▸ Set problem:
Exclude the pictures, then copy all remaining records exactly.

Items from a data source

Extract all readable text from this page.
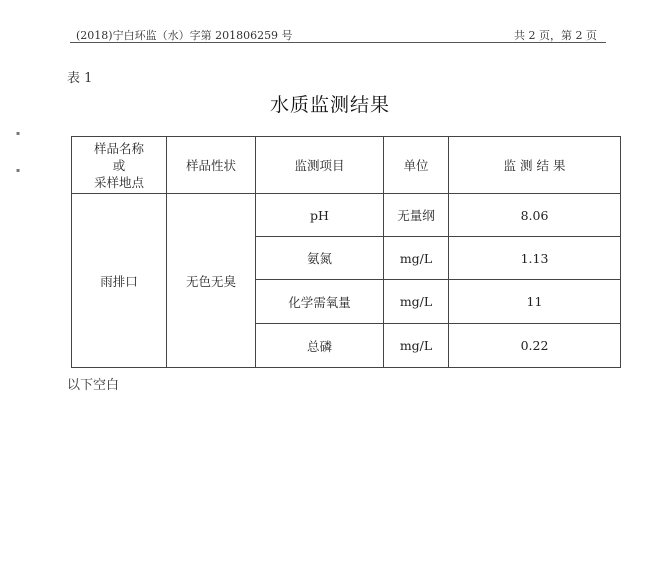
(2018)宁白环监（水）字第 201806259 号	共 2 页，第 2 页
▪
▪
表 1
水质监测结果
样品名称
或
采样地点	样品性状	监测项目	单位	监 测 结 果
雨排口	无色无臭	pH	无量纲	8.06
		氨氮	mg/L	1.13
		化学需氧量	mg/L	11
		总磷	mg/L	0.22
以下空白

▸ Output below:
Extract all readable text from this page.
(2018)宁白环监（水）字第 201806259 号	共 2 页，第 2 页
▪
▪
表 1
水质监测结果
样品名称
或
采样地点	样品性状	监测项目	单位	监 测 结 果
雨排口	无色无臭	pH	无量纲	8.06
		氨氮	mg/L	1.13
		化学需氧量	mg/L	11
		总磷	mg/L	0.22
以下空白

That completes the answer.